What the task requires
What follows is a listing. Return every line of it exactly.

------------------------------------------------------------------------

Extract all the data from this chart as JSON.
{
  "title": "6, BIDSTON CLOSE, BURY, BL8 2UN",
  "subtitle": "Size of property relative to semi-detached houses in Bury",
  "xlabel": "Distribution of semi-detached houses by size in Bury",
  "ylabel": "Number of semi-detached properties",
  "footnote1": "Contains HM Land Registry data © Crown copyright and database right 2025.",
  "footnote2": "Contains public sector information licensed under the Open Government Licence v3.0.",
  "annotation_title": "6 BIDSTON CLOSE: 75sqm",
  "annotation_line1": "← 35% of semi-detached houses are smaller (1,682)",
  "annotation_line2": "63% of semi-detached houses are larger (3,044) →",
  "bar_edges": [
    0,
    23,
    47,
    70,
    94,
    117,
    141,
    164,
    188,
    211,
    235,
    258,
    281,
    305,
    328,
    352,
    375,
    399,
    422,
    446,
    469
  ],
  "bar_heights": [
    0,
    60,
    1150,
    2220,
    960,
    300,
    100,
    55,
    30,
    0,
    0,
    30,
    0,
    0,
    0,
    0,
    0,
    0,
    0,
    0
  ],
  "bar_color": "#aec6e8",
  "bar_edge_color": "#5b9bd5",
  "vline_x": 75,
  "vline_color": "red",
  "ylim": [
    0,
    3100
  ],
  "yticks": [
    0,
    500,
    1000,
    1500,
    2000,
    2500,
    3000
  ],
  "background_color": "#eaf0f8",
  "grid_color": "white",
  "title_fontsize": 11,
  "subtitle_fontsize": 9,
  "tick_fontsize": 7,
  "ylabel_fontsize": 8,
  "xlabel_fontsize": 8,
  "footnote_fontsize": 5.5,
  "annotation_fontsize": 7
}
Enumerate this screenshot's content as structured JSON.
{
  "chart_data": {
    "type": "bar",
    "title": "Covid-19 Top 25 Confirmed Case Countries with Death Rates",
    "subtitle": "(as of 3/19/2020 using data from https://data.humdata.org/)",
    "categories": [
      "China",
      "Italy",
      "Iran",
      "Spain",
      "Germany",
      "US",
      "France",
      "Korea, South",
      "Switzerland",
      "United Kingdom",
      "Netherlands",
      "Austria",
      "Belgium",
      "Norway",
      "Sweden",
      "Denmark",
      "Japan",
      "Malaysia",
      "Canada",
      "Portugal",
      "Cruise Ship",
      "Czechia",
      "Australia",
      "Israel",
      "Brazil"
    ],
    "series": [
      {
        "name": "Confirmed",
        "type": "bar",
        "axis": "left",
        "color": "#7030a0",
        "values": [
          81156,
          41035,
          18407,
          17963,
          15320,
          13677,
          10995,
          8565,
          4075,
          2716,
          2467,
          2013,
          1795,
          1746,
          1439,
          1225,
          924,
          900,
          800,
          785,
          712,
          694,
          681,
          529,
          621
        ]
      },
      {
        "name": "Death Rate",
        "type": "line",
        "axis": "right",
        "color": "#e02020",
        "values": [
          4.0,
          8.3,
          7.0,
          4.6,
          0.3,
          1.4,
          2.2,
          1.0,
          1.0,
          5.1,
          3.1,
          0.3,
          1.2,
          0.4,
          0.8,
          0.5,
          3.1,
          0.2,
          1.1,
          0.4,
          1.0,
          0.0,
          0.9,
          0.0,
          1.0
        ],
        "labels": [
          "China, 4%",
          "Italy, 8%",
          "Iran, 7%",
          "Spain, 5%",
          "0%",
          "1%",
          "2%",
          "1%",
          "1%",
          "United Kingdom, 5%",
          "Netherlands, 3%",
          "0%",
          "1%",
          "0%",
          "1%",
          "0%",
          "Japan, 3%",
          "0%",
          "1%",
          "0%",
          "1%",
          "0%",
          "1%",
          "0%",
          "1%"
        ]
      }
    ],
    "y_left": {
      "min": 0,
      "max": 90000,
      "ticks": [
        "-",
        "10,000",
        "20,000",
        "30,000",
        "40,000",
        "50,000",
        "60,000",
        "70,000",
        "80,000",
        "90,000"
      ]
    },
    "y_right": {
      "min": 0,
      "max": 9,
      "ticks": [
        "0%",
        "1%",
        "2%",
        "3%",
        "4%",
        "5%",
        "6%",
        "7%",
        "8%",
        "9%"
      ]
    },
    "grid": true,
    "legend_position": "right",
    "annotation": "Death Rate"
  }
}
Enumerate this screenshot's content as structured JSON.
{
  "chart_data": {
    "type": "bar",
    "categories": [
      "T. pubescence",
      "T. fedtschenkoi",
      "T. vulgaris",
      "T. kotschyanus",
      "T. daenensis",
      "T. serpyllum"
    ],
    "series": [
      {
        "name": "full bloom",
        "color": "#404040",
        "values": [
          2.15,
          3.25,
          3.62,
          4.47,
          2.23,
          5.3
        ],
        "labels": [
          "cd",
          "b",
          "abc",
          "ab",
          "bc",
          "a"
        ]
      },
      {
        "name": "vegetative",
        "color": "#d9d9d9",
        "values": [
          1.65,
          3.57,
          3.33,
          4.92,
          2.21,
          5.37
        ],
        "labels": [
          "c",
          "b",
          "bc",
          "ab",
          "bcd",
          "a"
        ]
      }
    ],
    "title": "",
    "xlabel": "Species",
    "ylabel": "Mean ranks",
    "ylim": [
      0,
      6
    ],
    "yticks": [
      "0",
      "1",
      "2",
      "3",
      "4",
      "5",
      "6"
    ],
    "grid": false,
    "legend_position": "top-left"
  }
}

------------------------------------------------------------------------

Written answer
Extract all the data from this chart as JSON.
{
  "title": "6, BIDSTON CLOSE, BURY, BL8 2UN",
  "subtitle": "Size of property relative to semi-detached houses in Bury",
  "xlabel": "Distribution of semi-detached houses by size in Bury",
  "ylabel": "Number of semi-detached properties",
  "footnote1": "Contains HM Land Registry data © Crown copyright and database right 2025.",
  "footnote2": "Contains public sector information licensed under the Open Government Licence v3.0.",
  "annotation_title": "6 BIDSTON CLOSE: 75sqm",
  "annotation_line1": "← 35% of semi-detached houses are smaller (1,682)",
  "annotation_line2": "63% of semi-detached houses are larger (3,044) →",
  "bar_edges": [
    0,
    23,
    47,
    70,
    94,
    117,
    141,
    164,
    188,
    211,
    235,
    258,
    281,
    305,
    328,
    352,
    375,
    399,
    422,
    446,
    469
  ],
  "bar_heights": [
    0,
    60,
    1150,
    2220,
    960,
    300,
    100,
    55,
    30,
    0,
    0,
    30,
    0,
    0,
    0,
    0,
    0,
    0,
    0,
    0
  ],
  "bar_color": "#aec6e8",
  "bar_edge_color": "#5b9bd5",
  "vline_x": 75,
  "vline_color": "red",
  "ylim": [
    0,
    3100
  ],
  "yticks": [
    0,
    500,
    1000,
    1500,
    2000,
    2500,
    3000
  ],
  "background_color": "#eaf0f8",
  "grid_color": "white",
  "title_fontsize": 11,
  "subtitle_fontsize": 9,
  "tick_fontsize": 7,
  "ylabel_fontsize": 8,
  "xlabel_fontsize": 8,
  "footnote_fontsize": 5.5,
  "annotation_fontsize": 7
}
Enumerate this screenshot's content as structured JSON.
{
  "chart_data": {
    "type": "bar",
    "title": "Covid-19 Top 25 Confirmed Case Countries with Death Rates",
    "subtitle": "(as of 3/19/2020 using data from https://data.humdata.org/)",
    "categories": [
      "China",
      "Italy",
      "Iran",
      "Spain",
      "Germany",
      "US",
      "France",
      "Korea, South",
      "Switzerland",
      "United Kingdom",
      "Netherlands",
      "Austria",
      "Belgium",
      "Norway",
      "Sweden",
      "Denmark",
      "Japan",
      "Malaysia",
      "Canada",
      "Portugal",
      "Cruise Ship",
      "Czechia",
      "Australia",
      "Israel",
      "Brazil"
    ],
    "series": [
      {
        "name": "Confirmed",
        "type": "bar",
        "axis": "left",
        "color": "#7030a0",
        "values": [
          81156,
          41035,
          18407,
          17963,
          15320,
          13677,
          10995,
          8565,
          4075,
          2716,
          2467,
          2013,
          1795,
          1746,
          1439,
          1225,
          924,
          900,
          800,
          785,
          712,
          694,
          681,
          529,
          621
        ]
      },
      {
        "name": "Death Rate",
        "type": "line",
        "axis": "right",
        "color": "#e02020",
        "values": [
          4.0,
          8.3,
          7.0,
          4.6,
          0.3,
          1.4,
          2.2,
          1.0,
          1.0,
          5.1,
          3.1,
          0.3,
          1.2,
          0.4,
          0.8,
          0.5,
          3.1,
          0.2,
          1.1,
          0.4,
          1.0,
          0.0,
          0.9,
          0.0,
          1.0
        ],
        "labels": [
          "China, 4%",
          "Italy, 8%",
          "Iran, 7%",
          "Spain, 5%",
          "0%",
          "1%",
          "2%",
          "1%",
          "1%",
          "United Kingdom, 5%",
          "Netherlands, 3%",
          "0%",
          "1%",
          "0%",
          "1%",
          "0%",
          "Japan, 3%",
          "0%",
          "1%",
          "0%",
          "1%",
          "0%",
          "1%",
          "0%",
          "1%"
        ]
      }
    ],
    "y_left": {
      "min": 0,
      "max": 90000,
      "ticks": [
        "-",
        "10,000",
        "20,000",
        "30,000",
        "40,000",
        "50,000",
        "60,000",
        "70,000",
        "80,000",
        "90,000"
      ]
    },
    "y_right": {
      "min": 0,
      "max": 9,
      "ticks": [
        "0%",
        "1%",
        "2%",
        "3%",
        "4%",
        "5%",
        "6%",
        "7%",
        "8%",
        "9%"
      ]
    },
    "grid": true,
    "legend_position": "right",
    "annotation": "Death Rate"
  }
}
Enumerate this screenshot's content as structured JSON.
{
  "chart_data": {
    "type": "bar",
    "categories": [
      "T. pubescence",
      "T. fedtschenkoi",
      "T. vulgaris",
      "T. kotschyanus",
      "T. daenensis",
      "T. serpyllum"
    ],
    "series": [
      {
        "name": "full bloom",
        "color": "#404040",
        "values": [
          2.15,
          3.25,
          3.62,
          4.47,
          2.23,
          5.3
        ],
        "labels": [
          "cd",
          "b",
          "abc",
          "ab",
          "bc",
          "a"
        ]
      },
      {
        "name": "vegetative",
        "color": "#d9d9d9",
        "values": [
          1.65,
          3.57,
          3.33,
          4.92,
          2.21,
          5.37
        ],
        "labels": [
          "c",
          "b",
          "bc",
          "ab",
          "bcd",
          "a"
        ]
      }
    ],
    "title": "",
    "xlabel": "Species",
    "ylabel": "Mean ranks",
    "ylim": [
      0,
      6
    ],
    "yticks": [
      "0",
      "1",
      "2",
      "3",
      "4",
      "5",
      "6"
    ],
    "grid": false,
    "legend_position": "top-left"
  }
}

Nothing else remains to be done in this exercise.